Write out the listing in full, matching it word for word.
┄┄┄┄┄┄┄┄┄┄
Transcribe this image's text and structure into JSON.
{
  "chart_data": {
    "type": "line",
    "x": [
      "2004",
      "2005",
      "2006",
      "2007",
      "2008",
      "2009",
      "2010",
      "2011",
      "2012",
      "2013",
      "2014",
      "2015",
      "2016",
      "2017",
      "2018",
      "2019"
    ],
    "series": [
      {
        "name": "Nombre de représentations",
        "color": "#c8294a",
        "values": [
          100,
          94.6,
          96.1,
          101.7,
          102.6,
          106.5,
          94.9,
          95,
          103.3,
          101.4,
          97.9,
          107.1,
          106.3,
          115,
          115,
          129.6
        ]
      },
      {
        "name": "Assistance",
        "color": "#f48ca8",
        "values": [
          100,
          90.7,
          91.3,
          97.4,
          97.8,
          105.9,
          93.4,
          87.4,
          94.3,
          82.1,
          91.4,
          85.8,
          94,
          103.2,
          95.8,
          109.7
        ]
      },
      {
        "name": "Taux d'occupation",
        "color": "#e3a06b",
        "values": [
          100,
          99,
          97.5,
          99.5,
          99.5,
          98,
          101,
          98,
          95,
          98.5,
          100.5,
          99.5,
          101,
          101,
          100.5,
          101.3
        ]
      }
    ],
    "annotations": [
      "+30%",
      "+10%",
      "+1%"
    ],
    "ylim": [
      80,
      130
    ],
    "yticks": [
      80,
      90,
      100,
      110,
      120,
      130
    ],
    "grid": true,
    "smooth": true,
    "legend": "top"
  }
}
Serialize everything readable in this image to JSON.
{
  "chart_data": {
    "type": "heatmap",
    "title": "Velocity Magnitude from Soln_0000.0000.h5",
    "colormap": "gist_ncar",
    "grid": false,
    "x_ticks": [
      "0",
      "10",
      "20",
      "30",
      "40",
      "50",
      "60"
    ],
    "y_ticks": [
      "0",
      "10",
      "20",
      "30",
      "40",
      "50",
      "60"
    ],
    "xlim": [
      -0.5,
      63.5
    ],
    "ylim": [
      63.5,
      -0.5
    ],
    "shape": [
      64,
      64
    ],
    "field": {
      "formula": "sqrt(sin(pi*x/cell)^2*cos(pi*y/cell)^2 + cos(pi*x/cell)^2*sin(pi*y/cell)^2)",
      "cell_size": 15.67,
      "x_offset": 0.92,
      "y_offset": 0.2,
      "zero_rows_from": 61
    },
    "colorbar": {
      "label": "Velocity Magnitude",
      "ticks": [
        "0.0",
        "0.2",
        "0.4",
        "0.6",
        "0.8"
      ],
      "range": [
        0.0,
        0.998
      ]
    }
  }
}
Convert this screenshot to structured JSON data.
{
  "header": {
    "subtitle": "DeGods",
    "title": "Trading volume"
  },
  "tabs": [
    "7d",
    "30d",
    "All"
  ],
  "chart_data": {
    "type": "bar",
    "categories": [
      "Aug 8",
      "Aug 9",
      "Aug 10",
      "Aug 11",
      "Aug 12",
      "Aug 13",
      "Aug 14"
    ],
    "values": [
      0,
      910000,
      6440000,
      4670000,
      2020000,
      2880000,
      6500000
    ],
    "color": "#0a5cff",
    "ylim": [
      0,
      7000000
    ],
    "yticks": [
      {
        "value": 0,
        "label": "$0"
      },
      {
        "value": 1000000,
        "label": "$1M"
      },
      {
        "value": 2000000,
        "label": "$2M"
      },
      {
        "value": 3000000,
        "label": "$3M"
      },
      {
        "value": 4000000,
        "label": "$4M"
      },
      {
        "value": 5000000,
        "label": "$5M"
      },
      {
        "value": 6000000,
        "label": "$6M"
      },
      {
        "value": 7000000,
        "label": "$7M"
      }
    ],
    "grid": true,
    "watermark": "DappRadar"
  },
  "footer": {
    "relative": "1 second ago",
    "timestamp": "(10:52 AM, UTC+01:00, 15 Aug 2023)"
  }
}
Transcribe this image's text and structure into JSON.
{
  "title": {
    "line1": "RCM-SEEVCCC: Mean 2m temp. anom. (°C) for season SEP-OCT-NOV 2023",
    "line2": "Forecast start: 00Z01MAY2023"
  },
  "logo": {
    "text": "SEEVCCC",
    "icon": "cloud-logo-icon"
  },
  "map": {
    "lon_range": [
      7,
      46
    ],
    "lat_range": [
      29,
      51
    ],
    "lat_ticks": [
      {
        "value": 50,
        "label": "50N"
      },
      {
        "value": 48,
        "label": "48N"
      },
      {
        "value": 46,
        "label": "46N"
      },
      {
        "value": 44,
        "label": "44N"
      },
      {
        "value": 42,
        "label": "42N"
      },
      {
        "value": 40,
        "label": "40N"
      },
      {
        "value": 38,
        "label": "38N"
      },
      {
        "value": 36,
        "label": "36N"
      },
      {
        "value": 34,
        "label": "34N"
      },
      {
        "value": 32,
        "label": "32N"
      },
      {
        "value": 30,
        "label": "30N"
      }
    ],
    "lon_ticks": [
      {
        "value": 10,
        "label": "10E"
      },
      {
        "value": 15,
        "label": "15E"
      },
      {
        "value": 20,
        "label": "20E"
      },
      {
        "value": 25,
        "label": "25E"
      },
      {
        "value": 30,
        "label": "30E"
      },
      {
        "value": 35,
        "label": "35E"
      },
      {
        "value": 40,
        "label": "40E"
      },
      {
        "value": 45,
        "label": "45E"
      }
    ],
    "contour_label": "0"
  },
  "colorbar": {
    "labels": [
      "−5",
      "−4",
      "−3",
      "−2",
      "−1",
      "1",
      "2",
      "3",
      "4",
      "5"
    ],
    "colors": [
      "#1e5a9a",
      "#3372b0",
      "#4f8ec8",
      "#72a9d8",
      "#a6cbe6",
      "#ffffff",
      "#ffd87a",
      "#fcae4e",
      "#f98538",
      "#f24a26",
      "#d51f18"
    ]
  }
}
┄┄┄┄┄┄┄┄┄┄
*Expected output*
Transcribe this image's text and structure into JSON.
{
  "chart_data": {
    "type": "line",
    "x": [
      "2004",
      "2005",
      "2006",
      "2007",
      "2008",
      "2009",
      "2010",
      "2011",
      "2012",
      "2013",
      "2014",
      "2015",
      "2016",
      "2017",
      "2018",
      "2019"
    ],
    "series": [
      {
        "name": "Nombre de représentations",
        "color": "#c8294a",
        "values": [
          100,
          94.6,
          96.1,
          101.7,
          102.6,
          106.5,
          94.9,
          95,
          103.3,
          101.4,
          97.9,
          107.1,
          106.3,
          115,
          115,
          129.6
        ]
      },
      {
        "name": "Assistance",
        "color": "#f48ca8",
        "values": [
          100,
          90.7,
          91.3,
          97.4,
          97.8,
          105.9,
          93.4,
          87.4,
          94.3,
          82.1,
          91.4,
          85.8,
          94,
          103.2,
          95.8,
          109.7
        ]
      },
      {
        "name": "Taux d'occupation",
        "color": "#e3a06b",
        "values": [
          100,
          99,
          97.5,
          99.5,
          99.5,
          98,
          101,
          98,
          95,
          98.5,
          100.5,
          99.5,
          101,
          101,
          100.5,
          101.3
        ]
      }
    ],
    "annotations": [
      "+30%",
      "+10%",
      "+1%"
    ],
    "ylim": [
      80,
      130
    ],
    "yticks": [
      80,
      90,
      100,
      110,
      120,
      130
    ],
    "grid": true,
    "smooth": true,
    "legend": "top"
  }
}
Serialize everything readable in this image to JSON.
{
  "chart_data": {
    "type": "heatmap",
    "title": "Velocity Magnitude from Soln_0000.0000.h5",
    "colormap": "gist_ncar",
    "grid": false,
    "x_ticks": [
      "0",
      "10",
      "20",
      "30",
      "40",
      "50",
      "60"
    ],
    "y_ticks": [
      "0",
      "10",
      "20",
      "30",
      "40",
      "50",
      "60"
    ],
    "xlim": [
      -0.5,
      63.5
    ],
    "ylim": [
      63.5,
      -0.5
    ],
    "shape": [
      64,
      64
    ],
    "field": {
      "formula": "sqrt(sin(pi*x/cell)^2*cos(pi*y/cell)^2 + cos(pi*x/cell)^2*sin(pi*y/cell)^2)",
      "cell_size": 15.67,
      "x_offset": 0.92,
      "y_offset": 0.2,
      "zero_rows_from": 61
    },
    "colorbar": {
      "label": "Velocity Magnitude",
      "ticks": [
        "0.0",
        "0.2",
        "0.4",
        "0.6",
        "0.8"
      ],
      "range": [
        0.0,
        0.998
      ]
    }
  }
}
Convert this screenshot to structured JSON data.
{
  "header": {
    "subtitle": "DeGods",
    "title": "Trading volume"
  },
  "tabs": [
    "7d",
    "30d",
    "All"
  ],
  "chart_data": {
    "type": "bar",
    "categories": [
      "Aug 8",
      "Aug 9",
      "Aug 10",
      "Aug 11",
      "Aug 12",
      "Aug 13",
      "Aug 14"
    ],
    "values": [
      0,
      910000,
      6440000,
      4670000,
      2020000,
      2880000,
      6500000
    ],
    "color": "#0a5cff",
    "ylim": [
      0,
      7000000
    ],
    "yticks": [
      {
        "value": 0,
        "label": "$0"
      },
      {
        "value": 1000000,
        "label": "$1M"
      },
      {
        "value": 2000000,
        "label": "$2M"
      },
      {
        "value": 3000000,
        "label": "$3M"
      },
      {
        "value": 4000000,
        "label": "$4M"
      },
      {
        "value": 5000000,
        "label": "$5M"
      },
      {
        "value": 6000000,
        "label": "$6M"
      },
      {
        "value": 7000000,
        "label": "$7M"
      }
    ],
    "grid": true,
    "watermark": "DappRadar"
  },
  "footer": {
    "relative": "1 second ago",
    "timestamp": "(10:52 AM, UTC+01:00, 15 Aug 2023)"
  }
}
Transcribe this image's text and structure into JSON.
{
  "title": {
    "line1": "RCM-SEEVCCC: Mean 2m temp. anom. (°C) for season SEP-OCT-NOV 2023",
    "line2": "Forecast start: 00Z01MAY2023"
  },
  "logo": {
    "text": "SEEVCCC",
    "icon": "cloud-logo-icon"
  },
  "map": {
    "lon_range": [
      7,
      46
    ],
    "lat_range": [
      29,
      51
    ],
    "lat_ticks": [
      {
        "value": 50,
        "label": "50N"
      },
      {
        "value": 48,
        "label": "48N"
      },
      {
        "value": 46,
        "label": "46N"
      },
      {
        "value": 44,
        "label": "44N"
      },
      {
        "value": 42,
        "label": "42N"
      },
      {
        "value": 40,
        "label": "40N"
      },
      {
        "value": 38,
        "label": "38N"
      },
      {
        "value": 36,
        "label": "36N"
      },
      {
        "value": 34,
        "label": "34N"
      },
      {
        "value": 32,
        "label": "32N"
      },
      {
        "value": 30,
        "label": "30N"
      }
    ],
    "lon_ticks": [
      {
        "value": 10,
        "label": "10E"
      },
      {
        "value": 15,
        "label": "15E"
      },
      {
        "value": 20,
        "label": "20E"
      },
      {
        "value": 25,
        "label": "25E"
      },
      {
        "value": 30,
        "label": "30E"
      },
      {
        "value": 35,
        "label": "35E"
      },
      {
        "value": 40,
        "label": "40E"
      },
      {
        "value": 45,
        "label": "45E"
      }
    ],
    "contour_label": "0"
  },
  "colorbar": {
    "labels": [
      "−5",
      "−4",
      "−3",
      "−2",
      "−1",
      "1",
      "2",
      "3",
      "4",
      "5"
    ],
    "colors": [
      "#1e5a9a",
      "#3372b0",
      "#4f8ec8",
      "#72a9d8",
      "#a6cbe6",
      "#ffffff",
      "#ffd87a",
      "#fcae4e",
      "#f98538",
      "#f24a26",
      "#d51f18"
    ]
  }
}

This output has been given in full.